WHAT YOU SHOULD DO: Images should be left out, and everything else in the listing reproduced exactly.

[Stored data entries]
════════
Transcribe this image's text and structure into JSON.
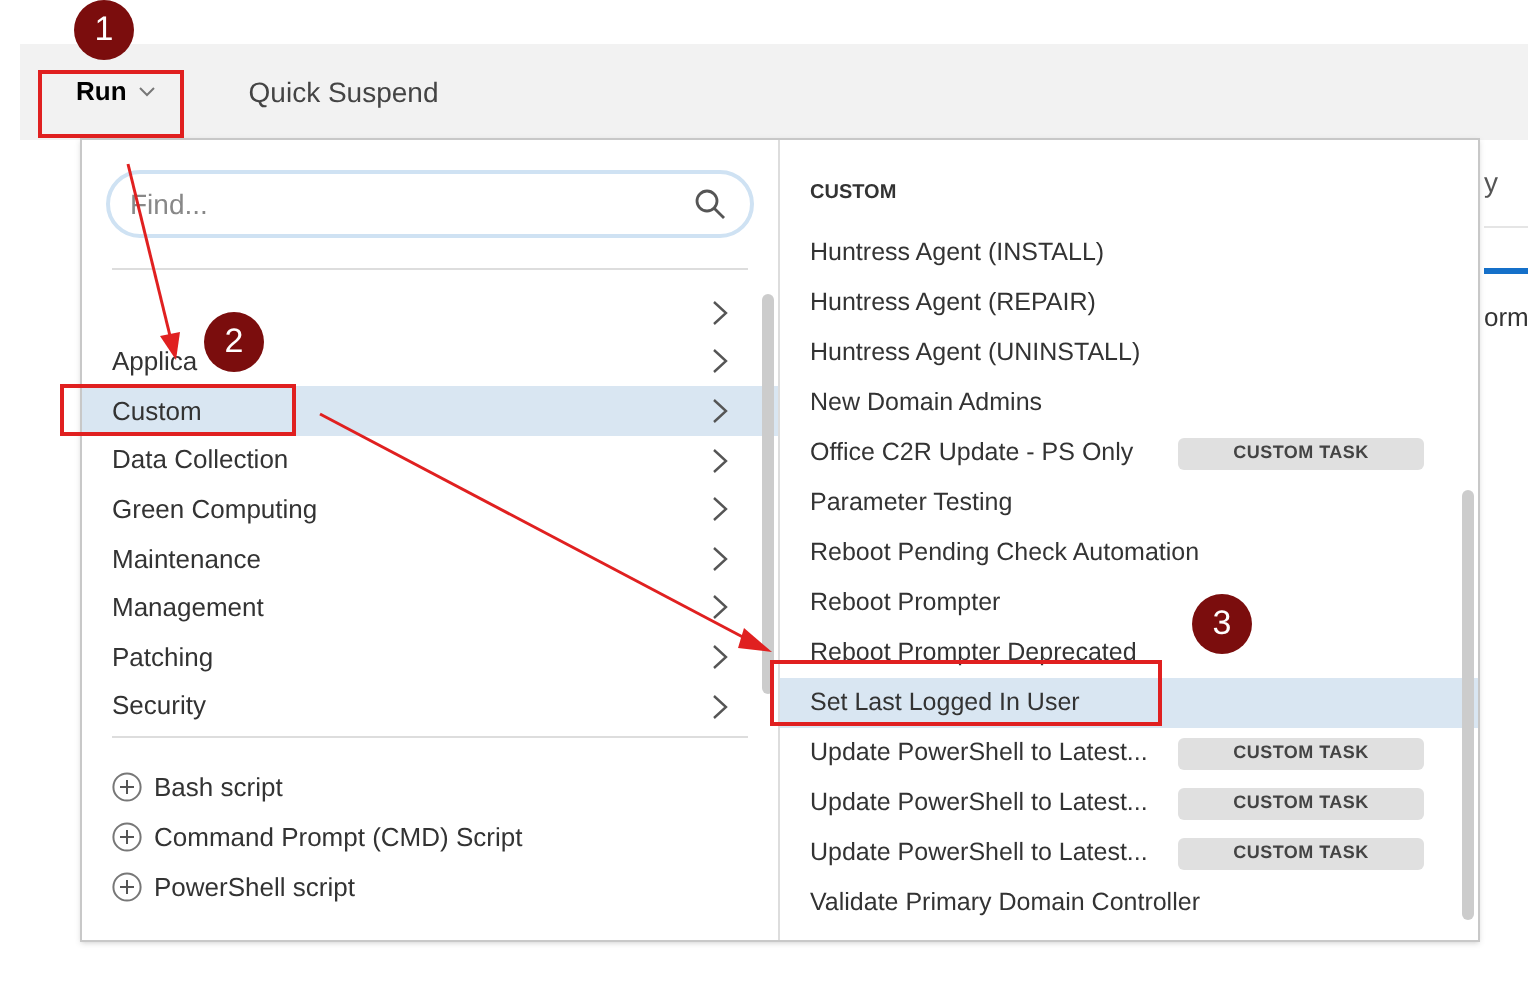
{
  "toolbar": {
    "run_button": {
      "label": "Run",
      "expanded": true
    },
    "quick_suspend": "Quick Suspend"
  },
  "background": {
    "tab_fragment": "y",
    "heading_fragment": "orm"
  },
  "menu": {
    "search": {
      "placeholder": "Find..."
    },
    "categories": [
      {
        "selected": false
      },
      {
        "label": "Applica",
        "selected": false
      },
      {
        "label": "Custom",
        "selected": true
      },
      {
        "label": "Data Collection",
        "selected": false
      },
      {
        "label": "Green Computing",
        "selected": false
      },
      {
        "label": "Maintenance",
        "selected": false
      },
      {
        "label": "Management",
        "selected": false
      },
      {
        "label": "Patching",
        "selected": false
      },
      {
        "label": "Security",
        "selected": false
      }
    ],
    "new_scripts": [
      "Bash script",
      "Command Prompt (CMD) Script",
      "PowerShell script"
    ],
    "section_title": "CUSTOM",
    "tasks": [
      {
        "label": "Huntress Agent (INSTALL)",
        "selected": false
      },
      {
        "label": "Huntress Agent (REPAIR)",
        "selected": false
      },
      {
        "label": "Huntress Agent (UNINSTALL)",
        "selected": false
      },
      {
        "label": "New Domain Admins",
        "selected": false
      },
      {
        "label": "Office C2R Update - PS Only",
        "badge": "CUSTOM TASK",
        "selected": false
      },
      {
        "label": "Parameter Testing",
        "selected": false
      },
      {
        "label": "Reboot Pending Check Automation",
        "selected": false
      },
      {
        "label": "Reboot Prompter",
        "selected": false
      },
      {
        "label": "Reboot Prompter Deprecated",
        "selected": false
      },
      {
        "label": "Set Last Logged In User",
        "selected": true
      },
      {
        "label": "Update PowerShell to Latest...",
        "badge": "CUSTOM TASK",
        "selected": false
      },
      {
        "label": "Update PowerShell to Latest...",
        "badge": "CUSTOM TASK",
        "selected": false
      },
      {
        "label": "Update PowerShell to Latest...",
        "badge": "CUSTOM TASK",
        "selected": false
      },
      {
        "label": "Validate Primary Domain Controller",
        "selected": false
      }
    ]
  },
  "annotations": [
    {
      "label": "1"
    },
    {
      "label": "2"
    },
    {
      "label": "3"
    }
  ]
}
════════
TASK RESULT:
Transcribe this image's text and structure into JSON.
{
  "toolbar": {
    "run_button": {
      "label": "Run",
      "expanded": true
    },
    "quick_suspend": "Quick Suspend"
  },
  "background": {
    "tab_fragment": "y",
    "heading_fragment": "orm"
  },
  "menu": {
    "search": {
      "placeholder": "Find..."
    },
    "categories": [
      {
        "selected": false
      },
      {
        "label": "Applica",
        "selected": false
      },
      {
        "label": "Custom",
        "selected": true
      },
      {
        "label": "Data Collection",
        "selected": false
      },
      {
        "label": "Green Computing",
        "selected": false
      },
      {
        "label": "Maintenance",
        "selected": false
      },
      {
        "label": "Management",
        "selected": false
      },
      {
        "label": "Patching",
        "selected": false
      },
      {
        "label": "Security",
        "selected": false
      }
    ],
    "new_scripts": [
      "Bash script",
      "Command Prompt (CMD) Script",
      "PowerShell script"
    ],
    "section_title": "CUSTOM",
    "tasks": [
      {
        "label": "Huntress Agent (INSTALL)",
        "selected": false
      },
      {
        "label": "Huntress Agent (REPAIR)",
        "selected": false
      },
      {
        "label": "Huntress Agent (UNINSTALL)",
        "selected": false
      },
      {
        "label": "New Domain Admins",
        "selected": false
      },
      {
        "label": "Office C2R Update - PS Only",
        "badge": "CUSTOM TASK",
        "selected": false
      },
      {
        "label": "Parameter Testing",
        "selected": false
      },
      {
        "label": "Reboot Pending Check Automation",
        "selected": false
      },
      {
        "label": "Reboot Prompter",
        "selected": false
      },
      {
        "label": "Reboot Prompter Deprecated",
        "selected": false
      },
      {
        "label": "Set Last Logged In User",
        "selected": true
      },
      {
        "label": "Update PowerShell to Latest...",
        "badge": "CUSTOM TASK",
        "selected": false
      },
      {
        "label": "Update PowerShell to Latest...",
        "badge": "CUSTOM TASK",
        "selected": false
      },
      {
        "label": "Update PowerShell to Latest...",
        "badge": "CUSTOM TASK",
        "selected": false
      },
      {
        "label": "Validate Primary Domain Controller",
        "selected": false
      }
    ]
  },
  "annotations": [
    {
      "label": "1"
    },
    {
      "label": "2"
    },
    {
      "label": "3"
    }
  ]
}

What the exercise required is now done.